§ **Request**: Convert the lines of every item below into a Markdown table with the columns No. and Line, numbering the rows and omitting blank lines.

§ **Data records**:
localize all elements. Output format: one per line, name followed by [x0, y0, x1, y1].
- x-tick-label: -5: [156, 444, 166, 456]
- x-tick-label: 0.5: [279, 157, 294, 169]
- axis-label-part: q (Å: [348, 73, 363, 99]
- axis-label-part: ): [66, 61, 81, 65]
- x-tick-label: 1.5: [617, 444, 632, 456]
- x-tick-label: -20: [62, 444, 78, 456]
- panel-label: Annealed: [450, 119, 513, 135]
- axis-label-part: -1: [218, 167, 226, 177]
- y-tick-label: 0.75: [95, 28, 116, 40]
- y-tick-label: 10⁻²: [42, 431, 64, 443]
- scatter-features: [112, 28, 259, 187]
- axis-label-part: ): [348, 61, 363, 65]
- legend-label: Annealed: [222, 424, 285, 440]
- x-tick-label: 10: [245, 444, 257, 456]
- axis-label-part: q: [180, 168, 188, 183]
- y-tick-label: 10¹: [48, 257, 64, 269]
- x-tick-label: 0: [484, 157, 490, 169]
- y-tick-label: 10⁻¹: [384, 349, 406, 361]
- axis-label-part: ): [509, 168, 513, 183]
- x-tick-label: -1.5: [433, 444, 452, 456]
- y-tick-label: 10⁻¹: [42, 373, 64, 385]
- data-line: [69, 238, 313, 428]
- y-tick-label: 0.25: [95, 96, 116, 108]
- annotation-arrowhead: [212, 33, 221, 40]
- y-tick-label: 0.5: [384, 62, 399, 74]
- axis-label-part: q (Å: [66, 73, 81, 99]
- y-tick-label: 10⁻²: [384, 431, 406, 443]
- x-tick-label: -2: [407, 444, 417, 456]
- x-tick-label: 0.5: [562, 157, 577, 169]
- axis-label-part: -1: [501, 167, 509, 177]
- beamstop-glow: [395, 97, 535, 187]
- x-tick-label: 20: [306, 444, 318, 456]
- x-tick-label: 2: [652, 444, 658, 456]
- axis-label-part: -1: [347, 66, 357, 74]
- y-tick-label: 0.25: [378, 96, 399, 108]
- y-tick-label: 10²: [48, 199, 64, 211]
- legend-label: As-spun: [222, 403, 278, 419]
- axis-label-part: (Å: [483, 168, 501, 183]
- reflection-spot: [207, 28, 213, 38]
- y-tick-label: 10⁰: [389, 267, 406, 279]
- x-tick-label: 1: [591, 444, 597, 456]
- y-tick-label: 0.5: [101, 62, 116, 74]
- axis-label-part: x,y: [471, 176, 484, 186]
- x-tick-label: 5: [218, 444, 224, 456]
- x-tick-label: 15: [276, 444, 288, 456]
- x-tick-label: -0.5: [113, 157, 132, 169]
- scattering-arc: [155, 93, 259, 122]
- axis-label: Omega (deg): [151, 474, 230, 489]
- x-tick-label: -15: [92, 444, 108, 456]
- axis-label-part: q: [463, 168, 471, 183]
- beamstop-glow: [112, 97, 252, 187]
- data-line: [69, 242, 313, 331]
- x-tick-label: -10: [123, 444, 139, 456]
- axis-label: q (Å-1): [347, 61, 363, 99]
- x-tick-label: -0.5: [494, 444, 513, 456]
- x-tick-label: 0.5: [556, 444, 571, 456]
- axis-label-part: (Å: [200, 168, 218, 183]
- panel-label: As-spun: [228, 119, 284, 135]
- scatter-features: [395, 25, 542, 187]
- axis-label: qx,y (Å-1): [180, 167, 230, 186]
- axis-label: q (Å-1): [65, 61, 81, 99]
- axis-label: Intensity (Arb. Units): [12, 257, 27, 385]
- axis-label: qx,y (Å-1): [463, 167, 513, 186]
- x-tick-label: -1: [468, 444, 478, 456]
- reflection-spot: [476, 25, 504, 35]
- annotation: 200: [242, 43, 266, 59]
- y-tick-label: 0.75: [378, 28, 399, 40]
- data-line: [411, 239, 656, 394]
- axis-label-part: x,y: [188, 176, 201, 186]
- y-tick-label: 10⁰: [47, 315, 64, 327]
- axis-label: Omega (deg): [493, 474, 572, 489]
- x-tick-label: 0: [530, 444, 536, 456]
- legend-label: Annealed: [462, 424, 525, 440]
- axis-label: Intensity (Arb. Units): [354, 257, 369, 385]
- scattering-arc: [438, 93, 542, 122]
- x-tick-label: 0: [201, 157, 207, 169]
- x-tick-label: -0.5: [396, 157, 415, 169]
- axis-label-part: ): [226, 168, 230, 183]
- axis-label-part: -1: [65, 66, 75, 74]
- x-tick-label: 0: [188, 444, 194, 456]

§ **Exercise answer**:
| No. | Line |
|---|---|
| 1 | localize all elements. Output format: one per line, name followed by [x0, y0, x1, y1]. |
| 2 | - x-tick-label: -5: [156, 444, 166, 456] |
| 3 | - x-tick-label: 0.5: [279, 157, 294, 169] |
| 4 | - axis-label-part: q (Å: [348, 73, 363, 99] |
| 5 | - axis-label-part: ): [66, 61, 81, 65] |
| 6 | - x-tick-label: 1.5: [617, 444, 632, 456] |
| 7 | - x-tick-label: -20: [62, 444, 78, 456] |
| 8 | - panel-label: Annealed: [450, 119, 513, 135] |
| 9 | - axis-label-part: -1: [218, 167, 226, 177] |
| 10 | - y-tick-label: 0.75: [95, 28, 116, 40] |
| 11 | - y-tick-label: 10⁻²: [42, 431, 64, 443] |
| 12 | - scatter-features: [112, 28, 259, 187] |
| 13 | - axis-label-part: ): [348, 61, 363, 65] |
| 14 | - legend-label: Annealed: [222, 424, 285, 440] |
| 15 | - x-tick-label: 10: [245, 444, 257, 456] |
| 16 | - axis-label-part: q: [180, 168, 188, 183] |
| 17 | - y-tick-label: 10¹: [48, 257, 64, 269] |
| 18 | - x-tick-label: 0: [484, 157, 490, 169] |
| 19 | - y-tick-label: 10⁻¹: [384, 349, 406, 361] |
| 20 | - axis-label-part: ): [509, 168, 513, 183] |
| 21 | - x-tick-label: -1.5: [433, 444, 452, 456] |
| 22 | - y-tick-label: 10⁻¹: [42, 373, 64, 385] |
| 23 | - data-line: [69, 238, 313, 428] |
| 24 | - y-tick-label: 0.25: [95, 96, 116, 108] |
| 25 | - annotation-arrowhead: [212, 33, 221, 40] |
| 26 | - y-tick-label: 0.5: [384, 62, 399, 74] |
| 27 | - axis-label-part: q (Å: [66, 73, 81, 99] |
| 28 | - y-tick-label: 10⁻²: [384, 431, 406, 443] |
| 29 | - x-tick-label: -2: [407, 444, 417, 456] |
| 30 | - x-tick-label: 0.5: [562, 157, 577, 169] |
| 31 | - axis-label-part: -1: [501, 167, 509, 177] |
| 32 | - beamstop-glow: [395, 97, 535, 187] |
| 33 | - x-tick-label: 20: [306, 444, 318, 456] |
| 34 | - x-tick-label: 2: [652, 444, 658, 456] |
| 35 | - axis-label-part: -1: [347, 66, 357, 74] |
| 36 | - y-tick-label: 0.25: [378, 96, 399, 108] |
| 37 | - y-tick-label: 10²: [48, 199, 64, 211] |
| 38 | - legend-label: As-spun: [222, 403, 278, 419] |
| 39 | - axis-label-part: (Å: [483, 168, 501, 183] |
| 40 | - reflection-spot: [207, 28, 213, 38] |
| 41 | - y-tick-label: 10⁰: [389, 267, 406, 279] |
| 42 | - x-tick-label: 1: [591, 444, 597, 456] |
| 43 | - y-tick-label: 0.5: [101, 62, 116, 74] |
| 44 | - axis-label-part: x,y: [471, 176, 484, 186] |
| 45 | - x-tick-label: 5: [218, 444, 224, 456] |
| 46 | - x-tick-label: 15: [276, 444, 288, 456] |
| 47 | - x-tick-label: -0.5: [113, 157, 132, 169] |
| 48 | - scattering-arc: [155, 93, 259, 122] |
| 49 | - axis-label: Omega (deg): [151, 474, 230, 489] |
| 50 | - x-tick-label: -15: [92, 444, 108, 456] |
| 51 | - axis-label-part: q: [463, 168, 471, 183] |
| 52 | - beamstop-glow: [112, 97, 252, 187] |
| 53 | - data-line: [69, 242, 313, 331] |
| 54 | - x-tick-label: -10: [123, 444, 139, 456] |
| 55 | - axis-label: q (Å-1): [347, 61, 363, 99] |
| 56 | - x-tick-label: -0.5: [494, 444, 513, 456] |
| 57 | - x-tick-label: 0.5: [556, 444, 571, 456] |
| 58 | - axis-label-part: (Å: [200, 168, 218, 183] |
| 59 | - panel-label: As-spun: [228, 119, 284, 135] |
| 60 | - scatter-features: [395, 25, 542, 187] |
| 61 | - axis-label: qx,y (Å-1): [180, 167, 230, 186] |
| 62 | - axis-label: q (Å-1): [65, 61, 81, 99] |
| 63 | - axis-label: Intensity (Arb. Units): [12, 257, 27, 385] |
| 64 | - axis-label: qx,y (Å-1): [463, 167, 513, 186] |
| 65 | - x-tick-label: -1: [468, 444, 478, 456] |
| 66 | - reflection-spot: [476, 25, 504, 35] |
| 67 | - annotation: 200: [242, 43, 266, 59] |
| 68 | - y-tick-label: 0.75: [378, 28, 399, 40] |
| 69 | - data-line: [411, 239, 656, 394] |
| 70 | - axis-label-part: x,y: [188, 176, 201, 186] |
| 71 | - y-tick-label: 10⁰: [47, 315, 64, 327] |
| 72 | - axis-label: Omega (deg): [493, 474, 572, 489] |
| 73 | - x-tick-label: 0: [530, 444, 536, 456] |
| 74 | - legend-label: Annealed: [462, 424, 525, 440] |
| 75 | - axis-label: Intensity (Arb. Units): [354, 257, 369, 385] |
| 76 | - scattering-arc: [438, 93, 542, 122] |
| 77 | - x-tick-label: 0: [201, 157, 207, 169] |
| 78 | - x-tick-label: -0.5: [396, 157, 415, 169] |
| 79 | - axis-label-part: ): [226, 168, 230, 183] |
| 80 | - axis-label-part: -1: [65, 66, 75, 74] |
| 81 | - x-tick-label: 0: [188, 444, 194, 456] |